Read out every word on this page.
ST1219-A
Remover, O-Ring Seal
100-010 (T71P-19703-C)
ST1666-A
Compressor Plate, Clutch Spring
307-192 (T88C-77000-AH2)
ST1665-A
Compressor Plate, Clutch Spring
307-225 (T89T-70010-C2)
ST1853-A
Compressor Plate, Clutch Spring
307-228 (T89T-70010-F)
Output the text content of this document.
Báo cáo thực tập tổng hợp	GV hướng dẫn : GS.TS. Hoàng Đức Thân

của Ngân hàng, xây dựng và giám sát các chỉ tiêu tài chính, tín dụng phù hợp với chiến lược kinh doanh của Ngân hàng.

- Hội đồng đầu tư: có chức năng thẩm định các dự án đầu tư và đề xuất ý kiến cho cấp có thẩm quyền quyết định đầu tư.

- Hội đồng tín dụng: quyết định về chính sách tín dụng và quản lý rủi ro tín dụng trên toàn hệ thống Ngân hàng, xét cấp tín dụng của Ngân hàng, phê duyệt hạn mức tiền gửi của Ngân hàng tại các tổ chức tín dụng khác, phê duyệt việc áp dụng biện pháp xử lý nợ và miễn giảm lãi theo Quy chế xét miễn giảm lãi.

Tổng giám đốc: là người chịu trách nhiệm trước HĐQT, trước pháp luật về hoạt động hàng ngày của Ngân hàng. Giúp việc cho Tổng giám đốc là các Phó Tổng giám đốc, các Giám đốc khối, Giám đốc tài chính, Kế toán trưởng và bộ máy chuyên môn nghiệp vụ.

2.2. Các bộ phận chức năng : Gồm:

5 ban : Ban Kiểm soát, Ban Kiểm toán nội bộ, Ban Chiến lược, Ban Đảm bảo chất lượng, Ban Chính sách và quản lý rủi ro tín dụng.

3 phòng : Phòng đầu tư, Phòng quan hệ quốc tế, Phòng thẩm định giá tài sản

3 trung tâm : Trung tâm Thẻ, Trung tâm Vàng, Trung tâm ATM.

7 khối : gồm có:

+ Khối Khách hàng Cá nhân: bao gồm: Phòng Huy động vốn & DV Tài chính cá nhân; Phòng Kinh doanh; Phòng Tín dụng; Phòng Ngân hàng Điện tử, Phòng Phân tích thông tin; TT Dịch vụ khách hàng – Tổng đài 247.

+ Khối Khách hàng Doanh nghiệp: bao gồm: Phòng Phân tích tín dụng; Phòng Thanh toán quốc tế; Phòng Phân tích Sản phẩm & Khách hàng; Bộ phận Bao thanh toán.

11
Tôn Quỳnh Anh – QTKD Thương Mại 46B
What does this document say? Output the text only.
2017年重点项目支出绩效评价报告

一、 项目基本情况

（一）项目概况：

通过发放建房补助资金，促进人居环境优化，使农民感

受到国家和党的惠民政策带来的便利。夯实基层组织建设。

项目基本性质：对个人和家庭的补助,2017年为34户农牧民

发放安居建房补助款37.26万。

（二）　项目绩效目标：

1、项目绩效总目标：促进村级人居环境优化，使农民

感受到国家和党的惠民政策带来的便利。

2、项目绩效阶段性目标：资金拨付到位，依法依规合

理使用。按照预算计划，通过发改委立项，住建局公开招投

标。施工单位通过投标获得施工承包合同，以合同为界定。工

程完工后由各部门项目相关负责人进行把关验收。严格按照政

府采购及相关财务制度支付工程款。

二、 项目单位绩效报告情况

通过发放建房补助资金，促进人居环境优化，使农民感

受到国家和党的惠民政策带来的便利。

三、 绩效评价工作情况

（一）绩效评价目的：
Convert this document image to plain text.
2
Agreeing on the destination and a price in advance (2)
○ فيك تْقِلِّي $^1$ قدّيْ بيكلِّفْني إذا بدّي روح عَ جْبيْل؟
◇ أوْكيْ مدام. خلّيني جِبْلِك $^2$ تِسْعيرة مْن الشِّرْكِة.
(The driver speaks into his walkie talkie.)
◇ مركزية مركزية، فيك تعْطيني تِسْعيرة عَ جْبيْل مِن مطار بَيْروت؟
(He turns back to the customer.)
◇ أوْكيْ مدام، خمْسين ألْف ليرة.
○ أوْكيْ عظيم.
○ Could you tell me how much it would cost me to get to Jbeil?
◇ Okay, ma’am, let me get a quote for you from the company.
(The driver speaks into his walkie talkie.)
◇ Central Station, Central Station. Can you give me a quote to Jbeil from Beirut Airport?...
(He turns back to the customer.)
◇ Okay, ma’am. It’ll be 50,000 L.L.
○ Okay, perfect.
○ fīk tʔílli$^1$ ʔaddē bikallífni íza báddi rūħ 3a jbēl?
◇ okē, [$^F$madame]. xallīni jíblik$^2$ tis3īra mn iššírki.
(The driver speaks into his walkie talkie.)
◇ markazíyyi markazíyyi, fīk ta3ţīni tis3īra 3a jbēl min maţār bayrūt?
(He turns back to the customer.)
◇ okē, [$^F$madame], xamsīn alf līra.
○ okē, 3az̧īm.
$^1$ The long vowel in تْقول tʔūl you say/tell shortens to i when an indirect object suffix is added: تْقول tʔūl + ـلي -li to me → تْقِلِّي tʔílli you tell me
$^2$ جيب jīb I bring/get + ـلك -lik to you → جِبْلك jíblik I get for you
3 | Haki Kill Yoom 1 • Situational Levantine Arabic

* _Work to do_: Copy out every line of the data that includes "quote".

* _Exercise answer_:
◇ Okay, ma’am, let me get a quote for you from the company.
◇ Central Station, Central Station. Can you give me a quote to Jbeil from Beirut Airport?...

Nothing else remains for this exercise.